• **EXERCISE DETAILS**
How many lines of these records hold the string "Emissions"? Reply with the number alone.

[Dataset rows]

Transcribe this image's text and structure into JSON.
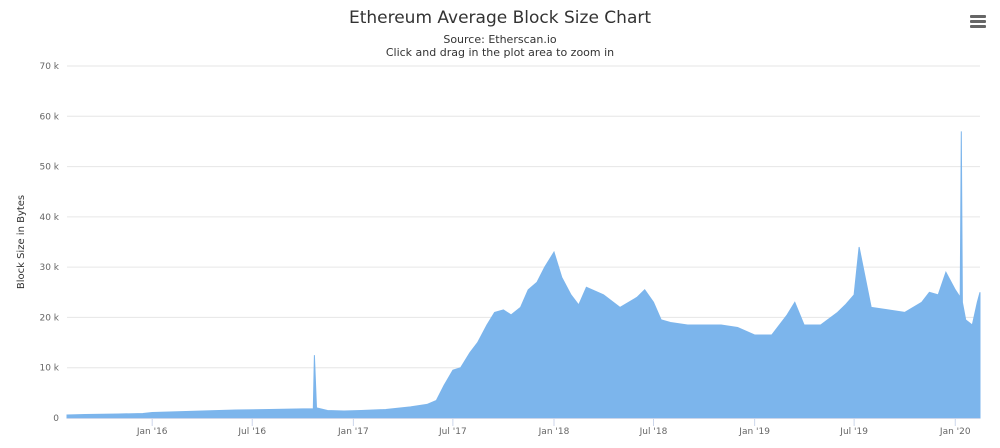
{
  "chart_data": {
    "type": "area",
    "title": "Ethereum Average Block Size Chart",
    "subtitle": "Source: Etherscan.io",
    "subtitle2": "Click and drag in the plot area to zoom in",
    "xlabel": "",
    "ylabel": "Block Size in Bytes",
    "ylim": [
      0,
      70000
    ],
    "y_ticks": [
      0,
      10000,
      20000,
      30000,
      40000,
      50000,
      60000,
      70000
    ],
    "y_tick_labels": [
      "0",
      "10 k",
      "20 k",
      "30 k",
      "40 k",
      "50 k",
      "60 k",
      "70 k"
    ],
    "x_range": [
      "2015-07-30",
      "2020-02-15"
    ],
    "x_ticks": [
      "2016-01-01",
      "2016-07-01",
      "2017-01-01",
      "2017-07-01",
      "2018-01-01",
      "2018-07-01",
      "2019-01-01",
      "2019-07-01",
      "2020-01-01"
    ],
    "x_tick_labels": [
      "Jan '16",
      "Jul '16",
      "Jan '17",
      "Jul '17",
      "Jan '18",
      "Jul '18",
      "Jan '19",
      "Jul '19",
      "Jan '20"
    ],
    "grid": true,
    "color": "#7cb5ec",
    "series": [
      {
        "dates": [
          "2015-07-30",
          "2015-09-01",
          "2015-11-01",
          "2015-12-15",
          "2016-01-01",
          "2016-02-01",
          "2016-04-01",
          "2016-06-01",
          "2016-08-01",
          "2016-10-01",
          "2016-10-20",
          "2016-10-22",
          "2016-10-26",
          "2016-11-15",
          "2016-12-15",
          "2017-01-15",
          "2017-03-01",
          "2017-04-15",
          "2017-05-15",
          "2017-06-01",
          "2017-06-15",
          "2017-07-01",
          "2017-07-15",
          "2017-08-01",
          "2017-08-15",
          "2017-09-01",
          "2017-09-15",
          "2017-10-01",
          "2017-10-15",
          "2017-11-01",
          "2017-11-15",
          "2017-12-01",
          "2017-12-15",
          "2018-01-01",
          "2018-01-15",
          "2018-02-01",
          "2018-02-15",
          "2018-03-01",
          "2018-04-01",
          "2018-05-01",
          "2018-06-01",
          "2018-06-15",
          "2018-07-01",
          "2018-07-15",
          "2018-08-01",
          "2018-09-01",
          "2018-10-01",
          "2018-11-01",
          "2018-12-01",
          "2019-01-01",
          "2019-02-01",
          "2019-03-01",
          "2019-03-15",
          "2019-04-01",
          "2019-05-01",
          "2019-06-01",
          "2019-06-15",
          "2019-07-01",
          "2019-07-10",
          "2019-08-01",
          "2019-09-01",
          "2019-10-01",
          "2019-11-01",
          "2019-11-15",
          "2019-12-01",
          "2019-12-15",
          "2020-01-01",
          "2020-01-10",
          "2020-01-12",
          "2020-01-14",
          "2020-01-20",
          "2020-02-01",
          "2020-02-10",
          "2020-02-15"
        ],
        "values": [
          600,
          700,
          800,
          900,
          1100,
          1200,
          1400,
          1600,
          1700,
          1800,
          1800,
          12500,
          2000,
          1500,
          1400,
          1500,
          1700,
          2200,
          2700,
          3500,
          6500,
          9500,
          10000,
          13000,
          15000,
          18500,
          21000,
          21500,
          20500,
          22000,
          25500,
          27000,
          30000,
          33000,
          28000,
          24500,
          22500,
          26000,
          24500,
          22000,
          24000,
          25500,
          23000,
          19500,
          19000,
          18500,
          18500,
          18500,
          18000,
          16500,
          16500,
          20500,
          23000,
          18500,
          18500,
          21000,
          22500,
          24500,
          34000,
          22000,
          21500,
          21000,
          23000,
          25000,
          24500,
          29000,
          25500,
          24000,
          57000,
          23000,
          19500,
          18500,
          23000,
          25000
        ]
      }
    ]
  }
}
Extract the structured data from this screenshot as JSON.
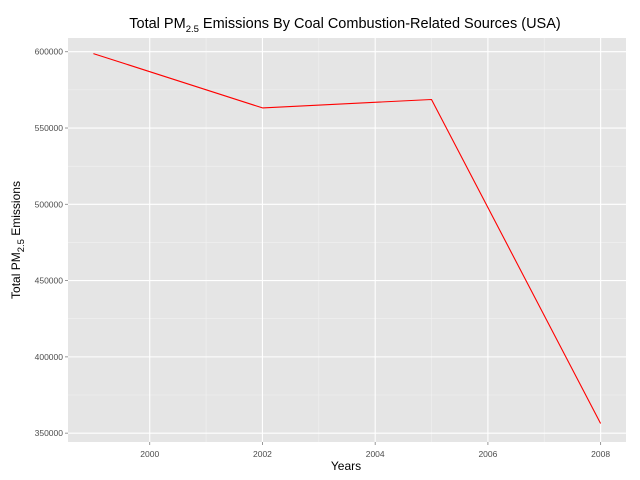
{
  "chart_data": {
    "type": "line",
    "title": {
      "prefix": "Total PM",
      "subscript": "2.5",
      "suffix": " Emissions By Coal Combustion-Related Sources (USA)"
    },
    "xlabel": "Years",
    "ylabel": {
      "prefix": "Total PM",
      "subscript": "2.5",
      "suffix": " Emissions"
    },
    "x": [
      1999,
      2002,
      2005,
      2008
    ],
    "series": [
      {
        "values": [
          598800,
          563200,
          568700,
          356300
        ],
        "color": "#ff0000"
      }
    ],
    "xlim": [
      1998.55,
      2008.45
    ],
    "ylim": [
      344200,
      609000
    ],
    "x_ticks": [
      2000,
      2002,
      2004,
      2006,
      2008
    ],
    "x_tick_labels": [
      "2000",
      "2002",
      "2004",
      "2006",
      "2008"
    ],
    "y_ticks": [
      350000,
      400000,
      450000,
      500000,
      550000,
      600000
    ],
    "y_tick_labels": [
      "350000",
      "400000",
      "450000",
      "500000",
      "550000",
      "600000"
    ],
    "grid": true,
    "panel_background": "#e5e5e5",
    "grid_major_color": "#ffffff",
    "grid_minor_color": "#f2f2f2"
  }
}
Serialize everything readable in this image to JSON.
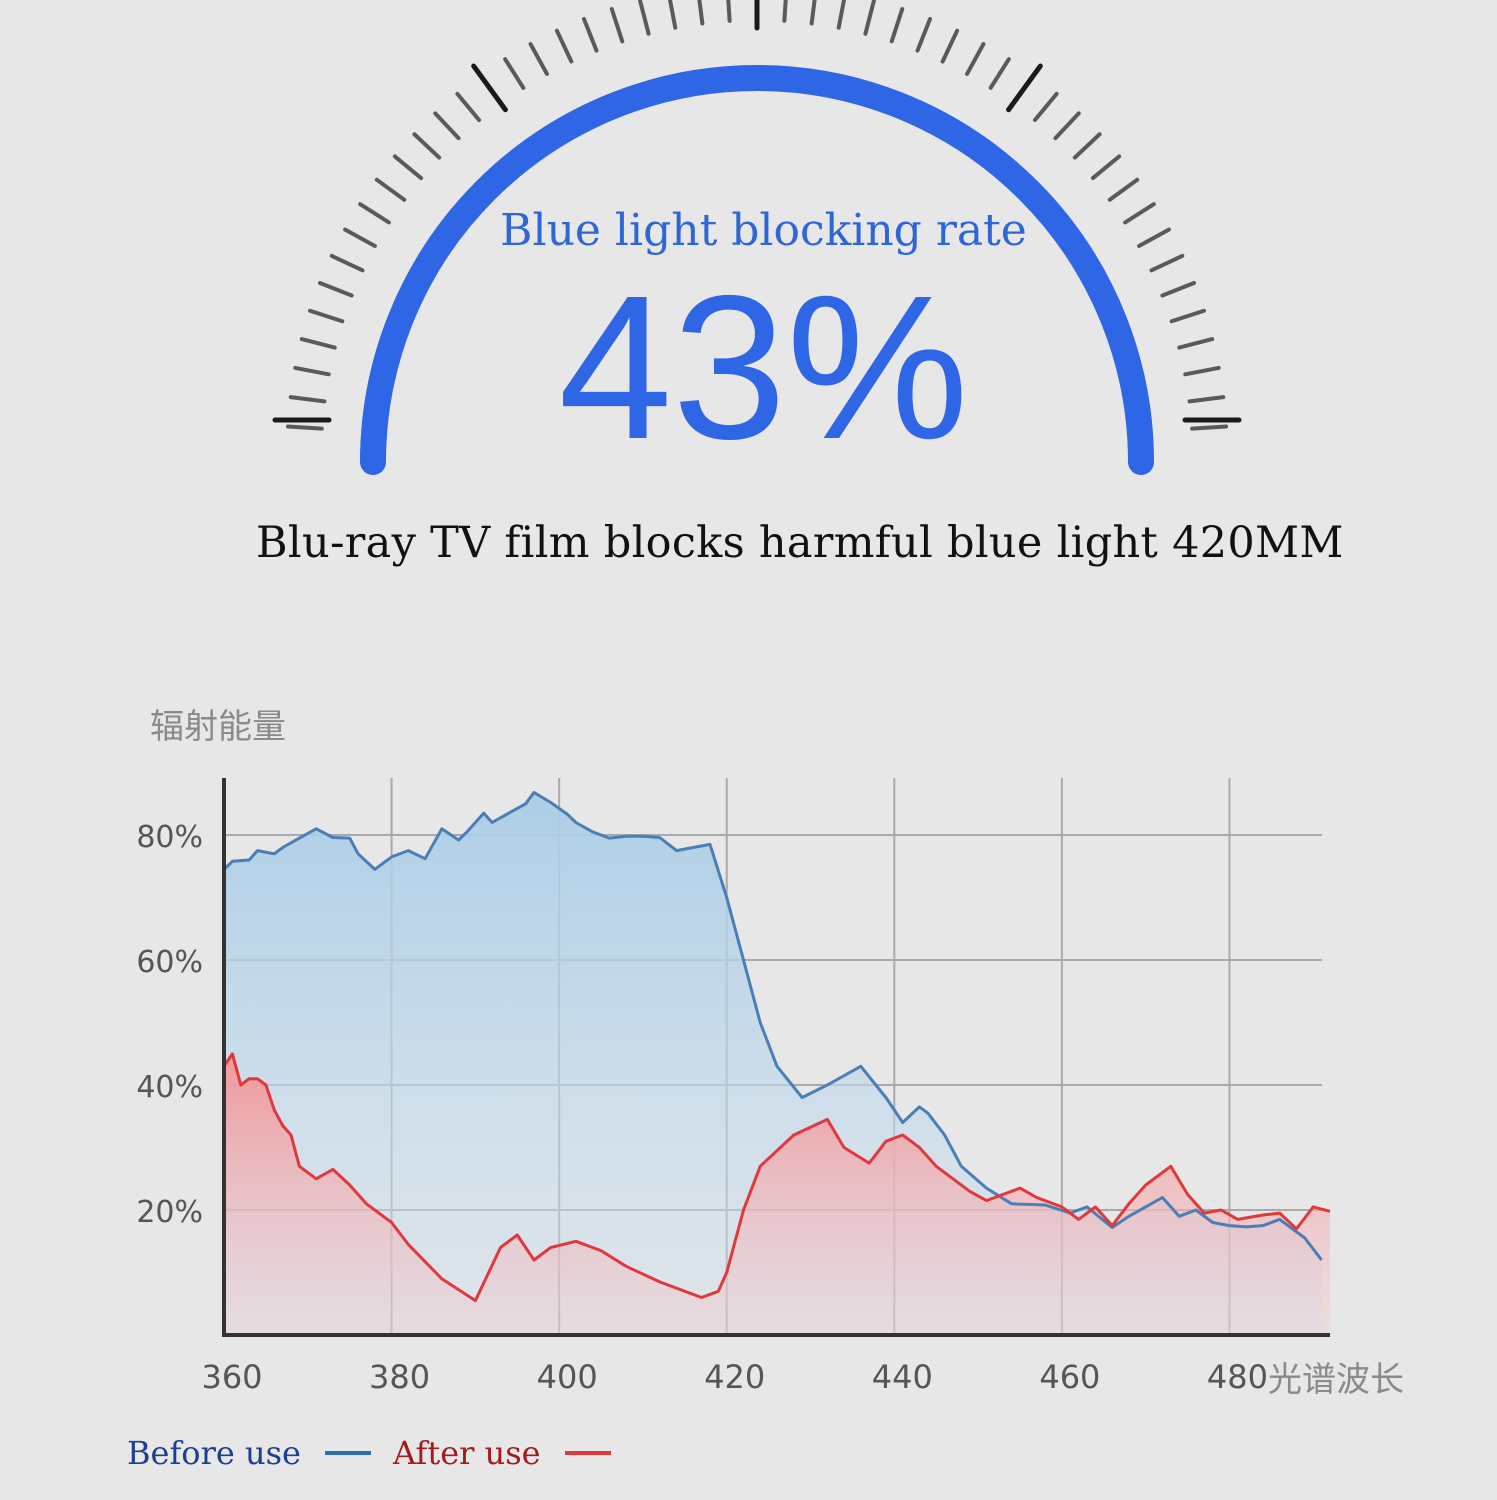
{
  "gauge": {
    "title": "Blue light blocking rate",
    "value_text": "43%",
    "value": 43,
    "arc_color": "#2f66e6"
  },
  "caption": "Blu-ray TV film blocks harmful blue light 420MM",
  "chart_data": {
    "type": "area",
    "ylabel": "辐射能量",
    "xlabel": "光谱波长",
    "xlim": [
      360,
      492
    ],
    "ylim": [
      0,
      88
    ],
    "x_ticks": [
      360,
      380,
      400,
      420,
      440,
      460,
      480
    ],
    "y_ticks": [
      {
        "value": 20,
        "label": "20%"
      },
      {
        "value": 40,
        "label": "40%"
      },
      {
        "value": 60,
        "label": "60%"
      },
      {
        "value": 80,
        "label": "80%"
      }
    ],
    "grid": true,
    "legend": "bottom-left",
    "series": [
      {
        "name": "Before use",
        "color": "#4a7fb5",
        "fill": "#a9cce6",
        "x": [
          360,
          361,
          363,
          364,
          366,
          367,
          369,
          371,
          373,
          375,
          376,
          378,
          380,
          382,
          384,
          386,
          388,
          389,
          391,
          392,
          394,
          396,
          397,
          399,
          401,
          402,
          404,
          406,
          408,
          410,
          412,
          414,
          416,
          418,
          420,
          422,
          424,
          426,
          429,
          432,
          436,
          439,
          441,
          443,
          444,
          446,
          448,
          451,
          454,
          458,
          461,
          463,
          466,
          468,
          470,
          472,
          474,
          476,
          478,
          480,
          482,
          484,
          486,
          489,
          491
        ],
        "values": [
          74.5,
          75.8,
          76,
          77.5,
          77,
          78,
          79.5,
          81,
          79.6,
          79.5,
          77,
          74.5,
          76.5,
          77.5,
          76.2,
          81,
          79.2,
          80.5,
          83.5,
          82,
          83.5,
          85,
          86.8,
          85.2,
          83.3,
          82,
          80.5,
          79.5,
          79.8,
          79.8,
          79.6,
          77.5,
          78,
          78.5,
          70,
          60,
          50,
          43,
          38,
          40,
          43,
          38,
          34,
          36.5,
          35.5,
          32,
          27,
          23.5,
          21,
          20.8,
          19.5,
          20.5,
          17.2,
          19,
          20.5,
          22,
          19,
          20,
          18,
          17.5,
          17.3,
          17.5,
          18.5,
          15.5,
          12
        ]
      },
      {
        "name": "After use",
        "color": "#e0383e",
        "fill": "#f4a6a8",
        "x": [
          360,
          361,
          362,
          363,
          364,
          365,
          366,
          367,
          368,
          369,
          371,
          373,
          375,
          377,
          380,
          382,
          386,
          390,
          393,
          395,
          397,
          399,
          402,
          405,
          408,
          412,
          417,
          419,
          420,
          422,
          424,
          428,
          432,
          434,
          437,
          439,
          441,
          443,
          445,
          447,
          449,
          451,
          453,
          455,
          457,
          460,
          462,
          464,
          466,
          468,
          470,
          473,
          475,
          477,
          479,
          481,
          484,
          486,
          488,
          490,
          492
        ],
        "values": [
          43,
          45,
          40,
          41,
          41,
          40,
          36,
          33.5,
          32,
          27,
          25,
          26.5,
          24,
          21,
          18,
          14.5,
          9,
          5.5,
          14,
          16,
          12,
          14,
          15,
          13.5,
          11,
          8.5,
          6,
          7,
          10,
          20,
          27,
          32,
          34.5,
          30,
          27.5,
          31,
          32,
          30,
          27,
          25,
          23,
          21.5,
          22.5,
          23.5,
          22,
          20.5,
          18.5,
          20.5,
          17.5,
          21,
          24,
          27,
          22.5,
          19.5,
          20,
          18.5,
          19.2,
          19.5,
          17,
          20.5,
          19.8
        ]
      }
    ]
  },
  "legend": [
    {
      "label": "Before use",
      "color": "#1d3f8f",
      "swatch": "#2d6fb4"
    },
    {
      "label": "After use",
      "color": "#a31b1f",
      "swatch": "#e0383e"
    }
  ]
}
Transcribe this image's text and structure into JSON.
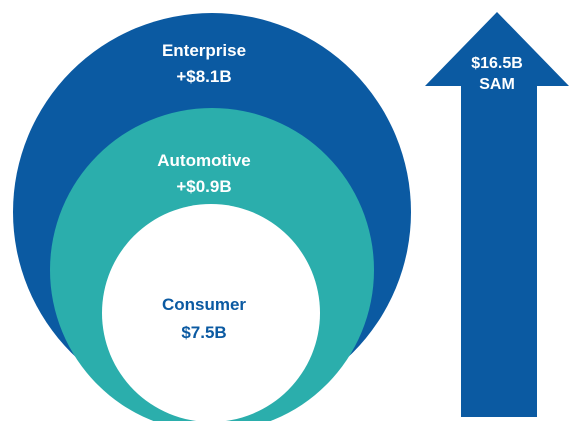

• **RESPONSE**
2